Present the stretch of lines from the one containing "Patent image size: (1320, 956)." through the one containing "The eye 260 is at (813, 662)." as a Markdown table with the columns Row and Line, numbering each row and leaving out blank lines.

• **Given records**
========

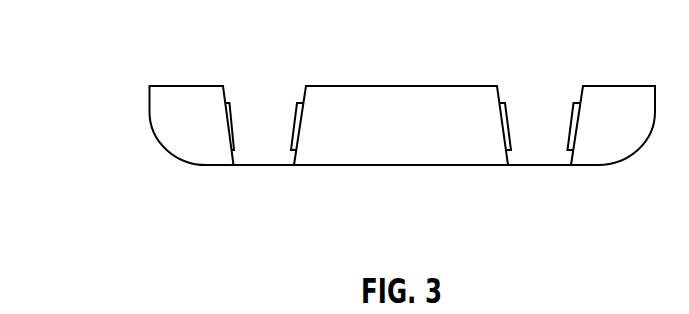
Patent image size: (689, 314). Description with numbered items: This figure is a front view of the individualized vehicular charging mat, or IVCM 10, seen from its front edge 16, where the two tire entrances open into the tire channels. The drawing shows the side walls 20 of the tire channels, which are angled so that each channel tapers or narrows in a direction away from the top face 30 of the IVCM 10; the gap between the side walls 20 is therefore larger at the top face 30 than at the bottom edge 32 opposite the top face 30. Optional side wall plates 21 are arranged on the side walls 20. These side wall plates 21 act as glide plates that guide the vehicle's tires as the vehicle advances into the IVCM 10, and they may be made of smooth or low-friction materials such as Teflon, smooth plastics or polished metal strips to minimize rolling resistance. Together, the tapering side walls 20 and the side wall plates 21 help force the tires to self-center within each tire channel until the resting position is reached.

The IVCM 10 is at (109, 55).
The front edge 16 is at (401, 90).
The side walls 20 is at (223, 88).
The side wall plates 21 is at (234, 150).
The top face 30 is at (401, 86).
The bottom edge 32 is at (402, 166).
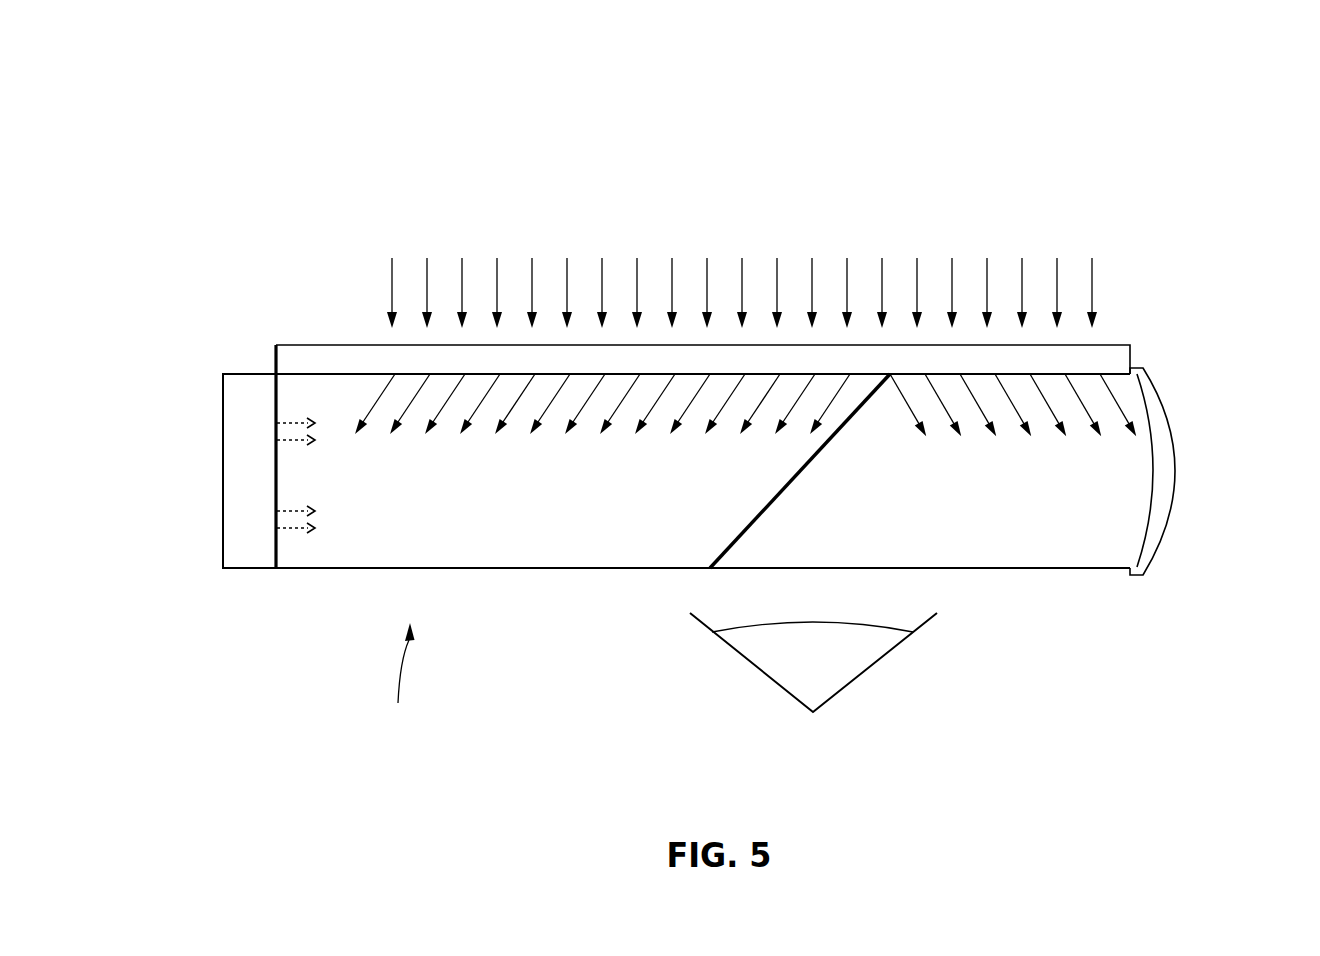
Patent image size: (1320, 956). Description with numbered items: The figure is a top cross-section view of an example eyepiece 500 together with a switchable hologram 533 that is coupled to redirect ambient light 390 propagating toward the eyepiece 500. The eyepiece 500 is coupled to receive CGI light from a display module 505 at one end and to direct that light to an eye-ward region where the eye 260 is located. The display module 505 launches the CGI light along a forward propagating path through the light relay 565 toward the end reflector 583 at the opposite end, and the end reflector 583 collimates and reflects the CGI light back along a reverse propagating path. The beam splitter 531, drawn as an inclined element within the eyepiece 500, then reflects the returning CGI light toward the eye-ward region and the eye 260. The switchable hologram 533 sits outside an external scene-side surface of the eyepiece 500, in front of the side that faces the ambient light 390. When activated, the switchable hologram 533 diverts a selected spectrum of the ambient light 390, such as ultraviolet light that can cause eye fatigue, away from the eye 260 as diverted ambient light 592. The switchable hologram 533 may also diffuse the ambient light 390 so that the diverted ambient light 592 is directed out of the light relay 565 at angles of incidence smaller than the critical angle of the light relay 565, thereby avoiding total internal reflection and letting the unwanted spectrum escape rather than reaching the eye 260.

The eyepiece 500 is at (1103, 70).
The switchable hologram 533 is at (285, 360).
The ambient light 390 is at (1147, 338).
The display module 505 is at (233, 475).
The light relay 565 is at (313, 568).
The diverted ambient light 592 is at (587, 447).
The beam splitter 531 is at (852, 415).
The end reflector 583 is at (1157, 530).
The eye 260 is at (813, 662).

========

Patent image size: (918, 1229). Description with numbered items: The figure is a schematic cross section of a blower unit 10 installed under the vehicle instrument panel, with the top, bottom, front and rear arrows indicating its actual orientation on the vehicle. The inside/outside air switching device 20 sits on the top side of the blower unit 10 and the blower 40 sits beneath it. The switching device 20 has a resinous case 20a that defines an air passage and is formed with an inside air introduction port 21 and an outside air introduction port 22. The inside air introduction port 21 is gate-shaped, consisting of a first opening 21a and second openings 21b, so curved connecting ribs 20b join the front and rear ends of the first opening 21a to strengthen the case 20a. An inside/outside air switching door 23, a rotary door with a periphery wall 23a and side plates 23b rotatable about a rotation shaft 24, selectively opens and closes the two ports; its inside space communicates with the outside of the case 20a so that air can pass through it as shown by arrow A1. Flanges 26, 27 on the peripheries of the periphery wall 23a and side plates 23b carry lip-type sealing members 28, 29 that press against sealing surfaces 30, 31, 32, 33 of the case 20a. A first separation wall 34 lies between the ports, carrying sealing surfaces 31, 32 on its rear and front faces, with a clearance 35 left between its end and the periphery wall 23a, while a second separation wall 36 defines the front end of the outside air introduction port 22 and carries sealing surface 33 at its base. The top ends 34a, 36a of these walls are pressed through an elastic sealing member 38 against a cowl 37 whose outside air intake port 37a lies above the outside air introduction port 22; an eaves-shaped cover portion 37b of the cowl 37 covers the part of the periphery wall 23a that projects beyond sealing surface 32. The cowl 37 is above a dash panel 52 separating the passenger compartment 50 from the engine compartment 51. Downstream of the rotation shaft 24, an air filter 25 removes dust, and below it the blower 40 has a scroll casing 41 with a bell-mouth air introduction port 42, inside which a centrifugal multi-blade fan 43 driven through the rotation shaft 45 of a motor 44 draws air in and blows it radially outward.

========

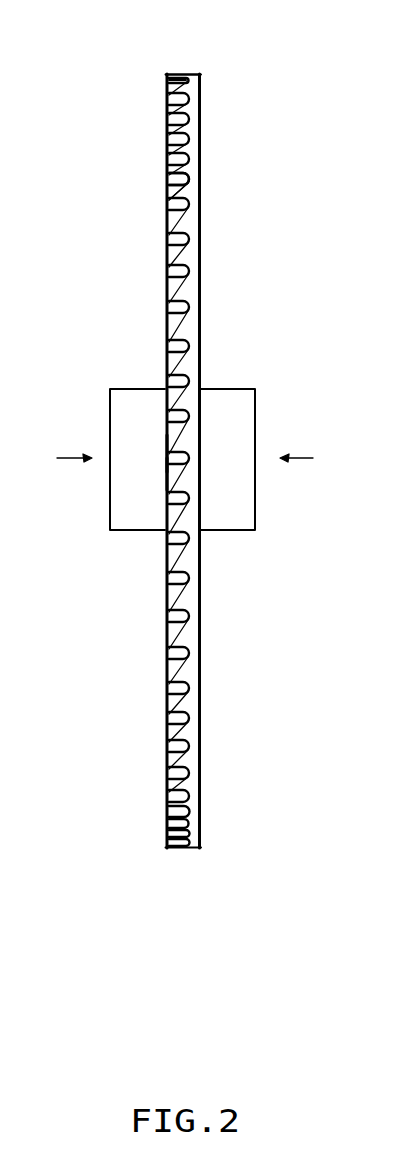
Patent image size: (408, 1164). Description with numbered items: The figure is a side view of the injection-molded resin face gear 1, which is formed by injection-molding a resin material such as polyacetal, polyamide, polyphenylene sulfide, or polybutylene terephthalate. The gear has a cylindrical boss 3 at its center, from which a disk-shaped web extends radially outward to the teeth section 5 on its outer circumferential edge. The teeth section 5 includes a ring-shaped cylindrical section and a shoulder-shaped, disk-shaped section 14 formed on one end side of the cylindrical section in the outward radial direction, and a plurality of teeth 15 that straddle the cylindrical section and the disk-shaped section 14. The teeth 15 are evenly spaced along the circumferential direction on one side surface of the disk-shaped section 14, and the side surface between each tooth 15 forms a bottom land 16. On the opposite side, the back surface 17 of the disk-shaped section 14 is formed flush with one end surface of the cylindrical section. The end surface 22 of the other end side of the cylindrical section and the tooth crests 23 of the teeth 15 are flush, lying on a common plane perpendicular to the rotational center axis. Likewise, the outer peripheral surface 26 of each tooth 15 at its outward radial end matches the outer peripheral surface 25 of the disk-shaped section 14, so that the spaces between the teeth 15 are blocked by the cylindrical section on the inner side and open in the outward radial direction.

========

• **Written answer**
| Row | Line |
|---|---|
| 1 | Patent image size: (1320, 956). Description with numbered items: The figure is a top cross-section view of an example eyepiece 500 together with a switchable hologram 533 that is coupled to redirect ambient light 390 propagating toward the eyepiece 500. The eyepiece 500 is coupled to receive CGI light from a display module 505 at one end and to direct that light to an eye-ward region where the eye 260 is located. The display module 505 launches the CGI light along a forward propagating path through the light relay 565 toward the end reflector 583 at the opposite end, and the end reflector 583 collimates and reflects the CGI light back along a reverse propagating path. The beam splitter 531, drawn as an inclined element within the eyepiece 500, then reflects the returning CGI light toward the eye-ward region and the eye 260. The switchable hologram 533 sits outside an external scene-side surface of the eyepiece 500, in front of the side that faces the ambient light 390. When activated, the switchable hologram 533 diverts a selected spectrum of the ambient light 390, such as ultraviolet light that can cause eye fatigue, away from the eye 260 as diverted ambient light 592. The switchable hologram 533 may also diffuse the ambient light 390 so that the diverted ambient light 592 is directed out of the light relay 565 at angles of incidence smaller than the critical angle of the light relay 565, thereby avoiding total internal reflection and letting the unwanted spectrum escape rather than reaching the eye 260. |
| 2 | The eyepiece 500 is at (1103, 70). |
| 3 | The switchable hologram 533 is at (285, 360). |
| 4 | The ambient light 390 is at (1147, 338). |
| 5 | The display module 505 is at (233, 475). |
| 6 | The light relay 565 is at (313, 568). |
| 7 | The diverted ambient light 592 is at (587, 447). |
| 8 | The beam splitter 531 is at (852, 415). |
| 9 | The end reflector 583 is at (1157, 530). |
| 10 | The eye 260 is at (813, 662). |